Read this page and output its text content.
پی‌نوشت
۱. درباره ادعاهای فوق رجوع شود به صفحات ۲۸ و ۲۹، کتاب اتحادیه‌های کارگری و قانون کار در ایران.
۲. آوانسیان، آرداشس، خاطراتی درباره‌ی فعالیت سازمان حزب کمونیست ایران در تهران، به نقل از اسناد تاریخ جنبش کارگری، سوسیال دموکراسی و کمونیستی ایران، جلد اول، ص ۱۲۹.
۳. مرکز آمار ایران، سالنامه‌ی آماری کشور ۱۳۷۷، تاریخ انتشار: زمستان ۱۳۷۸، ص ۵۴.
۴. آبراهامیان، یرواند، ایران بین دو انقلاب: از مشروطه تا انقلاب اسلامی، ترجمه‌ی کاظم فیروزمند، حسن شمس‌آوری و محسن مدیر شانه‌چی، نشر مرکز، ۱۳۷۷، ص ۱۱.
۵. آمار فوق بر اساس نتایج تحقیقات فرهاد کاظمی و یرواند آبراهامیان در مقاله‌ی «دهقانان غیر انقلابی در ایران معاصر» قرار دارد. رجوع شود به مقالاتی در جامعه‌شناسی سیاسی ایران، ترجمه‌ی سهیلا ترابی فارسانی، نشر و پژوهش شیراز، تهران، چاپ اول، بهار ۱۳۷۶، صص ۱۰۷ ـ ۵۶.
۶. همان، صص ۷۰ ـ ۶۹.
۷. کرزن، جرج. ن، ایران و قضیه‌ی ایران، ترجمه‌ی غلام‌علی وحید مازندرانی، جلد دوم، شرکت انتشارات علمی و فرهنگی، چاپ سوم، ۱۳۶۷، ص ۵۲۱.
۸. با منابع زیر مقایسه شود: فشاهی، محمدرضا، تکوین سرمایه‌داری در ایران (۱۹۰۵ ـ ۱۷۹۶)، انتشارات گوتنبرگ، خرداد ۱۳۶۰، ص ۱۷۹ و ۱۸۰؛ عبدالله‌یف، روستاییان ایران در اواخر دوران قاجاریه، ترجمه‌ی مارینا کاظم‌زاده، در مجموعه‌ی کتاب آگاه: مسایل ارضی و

◆ ◆ ◆

## WHAT NEEDS TO BE DONE:
Write the material out again in its entirety, exactly as shown.

## SOLUTION:
Read this page and output its text content.
پی‌نوشت
۱. درباره ادعاهای فوق رجوع شود به صفحات ۲۸ و ۲۹، کتاب اتحادیه‌های کارگری و قانون کار در ایران.
۲. آوانسیان، آرداشس، خاطراتی درباره‌ی فعالیت سازمان حزب کمونیست ایران در تهران، به نقل از اسناد تاریخ جنبش کارگری، سوسیال دموکراسی و کمونیستی ایران، جلد اول، ص ۱۲۹.
۳. مرکز آمار ایران، سالنامه‌ی آماری کشور ۱۳۷۷، تاریخ انتشار: زمستان ۱۳۷۸، ص ۵۴.
۴. آبراهامیان، یرواند، ایران بین دو انقلاب: از مشروطه تا انقلاب اسلامی، ترجمه‌ی کاظم فیروزمند، حسن شمس‌آوری و محسن مدیر شانه‌چی، نشر مرکز، ۱۳۷۷، ص ۱۱.
۵. آمار فوق بر اساس نتایج تحقیقات فرهاد کاظمی و یرواند آبراهامیان در مقاله‌ی «دهقانان غیر انقلابی در ایران معاصر» قرار دارد. رجوع شود به مقالاتی در جامعه‌شناسی سیاسی ایران، ترجمه‌ی سهیلا ترابی فارسانی، نشر و پژوهش شیراز، تهران، چاپ اول، بهار ۱۳۷۶، صص ۱۰۷ ـ ۵۶.
۶. همان، صص ۷۰ ـ ۶۹.
۷. کرزن، جرج. ن، ایران و قضیه‌ی ایران، ترجمه‌ی غلام‌علی وحید مازندرانی، جلد دوم، شرکت انتشارات علمی و فرهنگی، چاپ سوم، ۱۳۶۷، ص ۵۲۱.
۸. با منابع زیر مقایسه شود: فشاهی، محمدرضا، تکوین سرمایه‌داری در ایران (۱۹۰۵ ـ ۱۷۹۶)، انتشارات گوتنبرگ، خرداد ۱۳۶۰، ص ۱۷۹ و ۱۸۰؛ عبدالله‌یف، روستاییان ایران در اواخر دوران قاجاریه، ترجمه‌ی مارینا کاظم‌زاده، در مجموعه‌ی کتاب آگاه: مسایل ارضی و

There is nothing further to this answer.